◆ **Directions**
Copy out the portion of the text on Professor Opie and Control Bionics between "But his decision" and "from injuries faster.", inclusive, changing "decision" to "choice" throughout.

----- Text for analysis -----

Professor has stayed in Melbourne while Synchron decamped its headquarters to the US, and he intends to keep building from here. But he is less sure the tax change will let founders like him do that.

“Part of their salary is shares, and to try and tax them doesn’t align with how the system’s set up to get the best talent and the best investors in Australia,” Professor Opie said.

Some of Australia’s most successful entrepreneurs have joined a growing backlash against the Albanese government’s proposed tax changes, warning the measures risk driving founders offshore and making the country a less attractive place to build globally competitive companies from.

Business founders David Dicker, Paul Lederer and Shaun Bonett have all criticised the government’s plans to overhaul capital gains tax concessions, arguing the changes would discourage risk-taking, punish successful start-ups and encourage the next generation of founders to establish businesses overseas.

“Anything that is done in the budget that’s actually acted on that prevents or causes people to believe that investing in Australia is not a good idea, is not a good idea. I’ll be clear on that,” Professor Opie said.

“You want people to be investing in Australian technologies, you want people to be coming to Australia to work and to work on these technologies.”

Professor Opie used to spend half the year in the US where Synchron is now headquartered after it struggled to raise a cent locally. It has established itself in New York and is beating Elon Musk’s Neuralink to key milestones in the brain chip race.

But his decision to join Control Bionics – which is based in Cremorne in the cluster of inner-southeast software firms now dubbed ‘Silicon Yarra – turns on a single distinction, and one that could gain commercial traction from people who paralysed by “locked-in syndrome” to helping athletes recover from injuries faster.

“They’ve been playing in the same neurotech space, with a different solution to the same problem,” Professor Opie said when comparing Synchron to Control Bionics.

For patients with locked-in syndrome – conscious minds inside still bodies – the choice between the two is the choice between a stent-like operation and a device you put on.

“These people, their brains are fine, but their bodies have failed them,” Professor Opie said.

Control Bionics use wearables attached to the skin that amplifies whatever faint electrical signal a patient has left.

He sees the muscle-signal approach closing a gap that eye-tracking software never has. Existing eye-gaze tools let a paralysed user drag a cursor across a screen with their pupils, then stall at the moment of selection.

“These eye-tracking things are great if your eyes work,” he said. “The only thing they’re lacking is a switch or a mouse click.”

Control Bionics makes two wearables, its NeuroNode – which reads the signals of patients too weak to move a limb and routes them to a computer – and its NeuroStrip that captures physiological data.

----- Information shown -----

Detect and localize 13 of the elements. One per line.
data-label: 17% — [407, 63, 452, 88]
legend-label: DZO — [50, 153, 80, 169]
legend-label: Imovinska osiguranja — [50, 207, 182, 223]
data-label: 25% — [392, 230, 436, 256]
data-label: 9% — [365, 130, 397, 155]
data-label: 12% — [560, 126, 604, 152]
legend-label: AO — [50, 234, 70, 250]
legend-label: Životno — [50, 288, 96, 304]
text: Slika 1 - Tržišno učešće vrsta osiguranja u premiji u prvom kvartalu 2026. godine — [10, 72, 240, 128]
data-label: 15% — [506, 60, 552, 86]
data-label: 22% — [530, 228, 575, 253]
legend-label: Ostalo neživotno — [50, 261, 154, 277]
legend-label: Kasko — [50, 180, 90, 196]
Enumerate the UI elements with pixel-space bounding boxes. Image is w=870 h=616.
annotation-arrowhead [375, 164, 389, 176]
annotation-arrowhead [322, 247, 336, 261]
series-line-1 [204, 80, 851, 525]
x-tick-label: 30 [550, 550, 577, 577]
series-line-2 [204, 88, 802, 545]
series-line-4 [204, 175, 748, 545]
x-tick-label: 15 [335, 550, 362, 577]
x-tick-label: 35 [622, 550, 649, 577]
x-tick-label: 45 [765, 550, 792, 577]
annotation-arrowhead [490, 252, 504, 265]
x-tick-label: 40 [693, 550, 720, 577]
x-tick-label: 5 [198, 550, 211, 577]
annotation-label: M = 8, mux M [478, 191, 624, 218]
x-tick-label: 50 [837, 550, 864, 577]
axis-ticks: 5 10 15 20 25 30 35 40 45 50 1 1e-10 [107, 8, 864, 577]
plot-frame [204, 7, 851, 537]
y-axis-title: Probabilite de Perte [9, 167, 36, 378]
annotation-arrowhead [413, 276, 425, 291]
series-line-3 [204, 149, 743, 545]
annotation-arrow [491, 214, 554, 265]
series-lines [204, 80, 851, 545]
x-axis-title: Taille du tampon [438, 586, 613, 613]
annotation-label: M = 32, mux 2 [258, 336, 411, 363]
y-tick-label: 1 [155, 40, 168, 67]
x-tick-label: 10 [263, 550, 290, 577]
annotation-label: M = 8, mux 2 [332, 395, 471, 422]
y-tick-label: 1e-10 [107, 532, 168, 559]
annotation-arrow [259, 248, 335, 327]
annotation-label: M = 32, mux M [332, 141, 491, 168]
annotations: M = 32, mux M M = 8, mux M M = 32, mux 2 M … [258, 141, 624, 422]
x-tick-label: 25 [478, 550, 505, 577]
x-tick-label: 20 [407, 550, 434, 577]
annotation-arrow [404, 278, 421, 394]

-----

◆ **Your solution**
But his choice to join Control Bionics – which is based in Cremorne in the cluster of inner-southeast software firms now dubbed ‘Silicon Yarra – turns on a single distinction, and one that could gain commercial traction from people who paralysed by “locked-in syndrome” to helping athletes recover from injuries faster.